→ **Short exercise**: Using the records below, count the lines with "ffffff" in them. Give the number only.

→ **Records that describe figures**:
○ ○ ○ ○
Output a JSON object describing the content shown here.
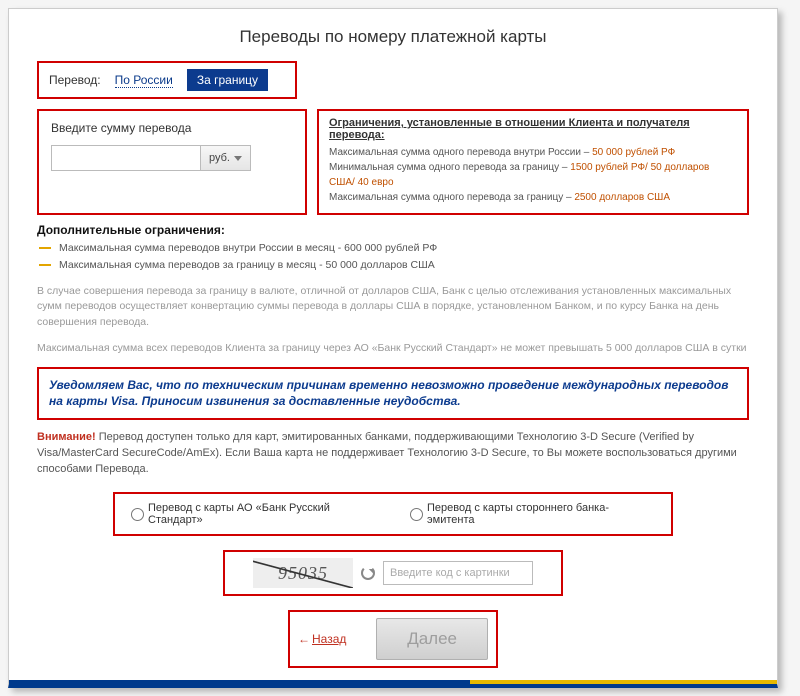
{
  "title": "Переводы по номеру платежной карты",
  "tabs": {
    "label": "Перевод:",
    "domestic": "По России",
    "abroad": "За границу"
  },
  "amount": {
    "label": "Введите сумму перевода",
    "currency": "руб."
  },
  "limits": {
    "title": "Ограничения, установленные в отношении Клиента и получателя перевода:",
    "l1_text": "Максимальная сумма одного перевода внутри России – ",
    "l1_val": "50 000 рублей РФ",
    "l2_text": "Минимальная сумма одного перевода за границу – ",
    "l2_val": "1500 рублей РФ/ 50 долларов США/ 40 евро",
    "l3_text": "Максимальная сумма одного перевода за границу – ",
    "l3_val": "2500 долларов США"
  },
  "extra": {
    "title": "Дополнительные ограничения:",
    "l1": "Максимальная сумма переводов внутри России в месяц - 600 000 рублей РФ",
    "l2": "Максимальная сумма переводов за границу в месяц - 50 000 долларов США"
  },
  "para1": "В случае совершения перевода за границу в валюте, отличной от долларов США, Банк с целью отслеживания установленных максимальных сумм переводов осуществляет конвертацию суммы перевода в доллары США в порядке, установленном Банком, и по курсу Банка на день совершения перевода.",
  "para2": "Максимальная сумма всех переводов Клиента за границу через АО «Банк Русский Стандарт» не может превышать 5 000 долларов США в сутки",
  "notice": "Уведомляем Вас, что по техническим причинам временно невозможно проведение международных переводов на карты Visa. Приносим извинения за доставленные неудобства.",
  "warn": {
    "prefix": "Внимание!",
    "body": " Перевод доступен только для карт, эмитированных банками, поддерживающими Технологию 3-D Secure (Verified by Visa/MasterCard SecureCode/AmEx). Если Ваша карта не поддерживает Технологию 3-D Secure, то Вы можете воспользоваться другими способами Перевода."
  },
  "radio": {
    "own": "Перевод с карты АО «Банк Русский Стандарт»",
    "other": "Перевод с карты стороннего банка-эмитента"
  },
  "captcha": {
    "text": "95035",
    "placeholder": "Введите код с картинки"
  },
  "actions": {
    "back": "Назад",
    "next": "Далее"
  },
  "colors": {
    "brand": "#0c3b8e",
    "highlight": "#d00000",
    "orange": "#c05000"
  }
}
○ ○ ○ ○
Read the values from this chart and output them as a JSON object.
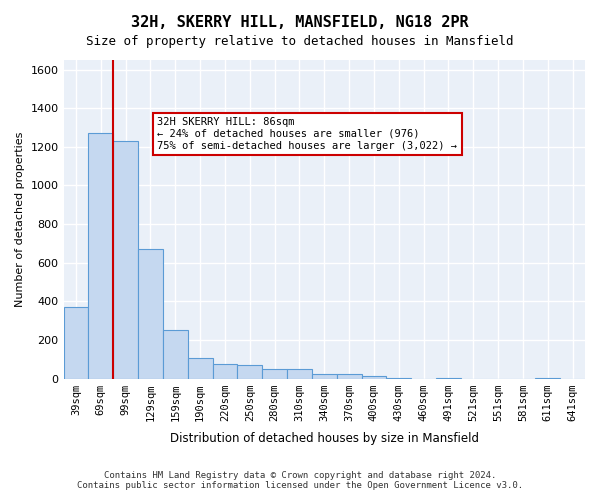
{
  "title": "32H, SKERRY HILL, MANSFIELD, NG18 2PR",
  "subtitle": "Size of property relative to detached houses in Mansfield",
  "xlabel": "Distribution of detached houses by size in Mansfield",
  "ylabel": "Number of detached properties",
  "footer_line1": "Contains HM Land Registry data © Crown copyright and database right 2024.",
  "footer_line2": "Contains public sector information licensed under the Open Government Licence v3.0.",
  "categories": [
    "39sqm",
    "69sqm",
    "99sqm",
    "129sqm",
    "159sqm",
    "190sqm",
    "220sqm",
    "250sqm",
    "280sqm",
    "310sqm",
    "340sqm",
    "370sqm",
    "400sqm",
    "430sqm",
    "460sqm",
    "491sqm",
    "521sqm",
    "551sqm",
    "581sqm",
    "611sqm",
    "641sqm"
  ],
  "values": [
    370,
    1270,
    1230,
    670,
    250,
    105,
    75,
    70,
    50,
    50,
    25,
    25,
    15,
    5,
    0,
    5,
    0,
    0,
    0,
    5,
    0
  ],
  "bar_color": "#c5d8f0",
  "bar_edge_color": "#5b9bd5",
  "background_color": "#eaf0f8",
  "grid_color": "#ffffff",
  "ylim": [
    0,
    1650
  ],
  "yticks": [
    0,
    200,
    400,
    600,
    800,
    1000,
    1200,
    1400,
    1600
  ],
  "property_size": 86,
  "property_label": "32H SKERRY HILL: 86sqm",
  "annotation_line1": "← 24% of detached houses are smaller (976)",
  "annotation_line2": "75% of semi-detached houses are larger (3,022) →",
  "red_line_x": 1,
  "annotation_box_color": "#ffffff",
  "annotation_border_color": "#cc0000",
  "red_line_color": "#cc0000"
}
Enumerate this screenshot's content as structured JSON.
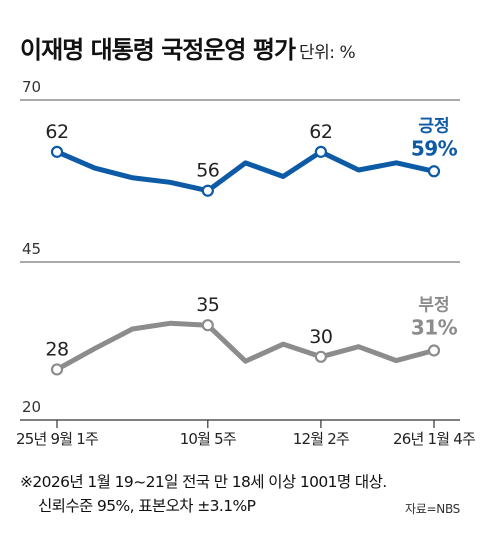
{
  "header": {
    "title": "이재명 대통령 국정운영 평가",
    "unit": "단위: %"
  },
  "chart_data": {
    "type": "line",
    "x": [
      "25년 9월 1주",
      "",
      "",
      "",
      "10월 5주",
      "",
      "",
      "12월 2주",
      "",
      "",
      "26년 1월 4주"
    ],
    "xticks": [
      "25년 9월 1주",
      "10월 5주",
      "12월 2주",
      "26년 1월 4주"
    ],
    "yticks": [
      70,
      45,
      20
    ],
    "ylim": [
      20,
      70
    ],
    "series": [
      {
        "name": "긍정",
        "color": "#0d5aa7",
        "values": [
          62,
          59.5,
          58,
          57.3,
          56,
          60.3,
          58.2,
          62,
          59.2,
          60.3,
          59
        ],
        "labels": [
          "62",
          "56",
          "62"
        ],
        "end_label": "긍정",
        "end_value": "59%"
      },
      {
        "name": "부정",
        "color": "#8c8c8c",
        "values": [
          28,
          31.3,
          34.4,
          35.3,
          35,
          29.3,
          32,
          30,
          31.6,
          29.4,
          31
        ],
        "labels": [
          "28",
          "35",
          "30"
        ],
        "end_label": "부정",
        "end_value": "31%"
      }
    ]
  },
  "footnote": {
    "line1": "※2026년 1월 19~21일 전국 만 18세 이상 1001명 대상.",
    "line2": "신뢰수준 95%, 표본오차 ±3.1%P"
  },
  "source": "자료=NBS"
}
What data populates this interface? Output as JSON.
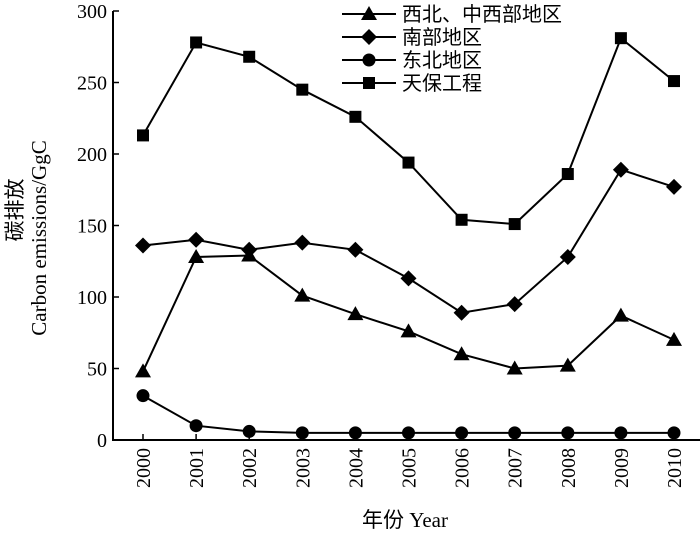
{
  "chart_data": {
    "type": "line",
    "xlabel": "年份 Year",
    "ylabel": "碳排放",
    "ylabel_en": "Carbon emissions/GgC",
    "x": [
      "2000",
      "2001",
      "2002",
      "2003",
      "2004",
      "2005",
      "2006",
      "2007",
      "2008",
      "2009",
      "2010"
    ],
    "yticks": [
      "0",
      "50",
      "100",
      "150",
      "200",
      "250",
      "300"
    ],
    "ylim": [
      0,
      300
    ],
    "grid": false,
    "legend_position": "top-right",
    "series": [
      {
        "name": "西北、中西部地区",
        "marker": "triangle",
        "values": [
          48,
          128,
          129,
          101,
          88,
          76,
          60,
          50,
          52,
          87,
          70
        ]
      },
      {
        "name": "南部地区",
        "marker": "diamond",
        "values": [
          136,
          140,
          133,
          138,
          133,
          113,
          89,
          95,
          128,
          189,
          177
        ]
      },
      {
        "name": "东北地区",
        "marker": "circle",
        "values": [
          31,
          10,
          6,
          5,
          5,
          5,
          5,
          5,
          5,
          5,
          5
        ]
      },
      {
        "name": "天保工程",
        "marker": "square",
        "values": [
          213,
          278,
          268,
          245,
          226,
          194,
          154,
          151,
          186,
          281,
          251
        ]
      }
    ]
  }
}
○ ○ ○ ○
→ **Written answer**: 2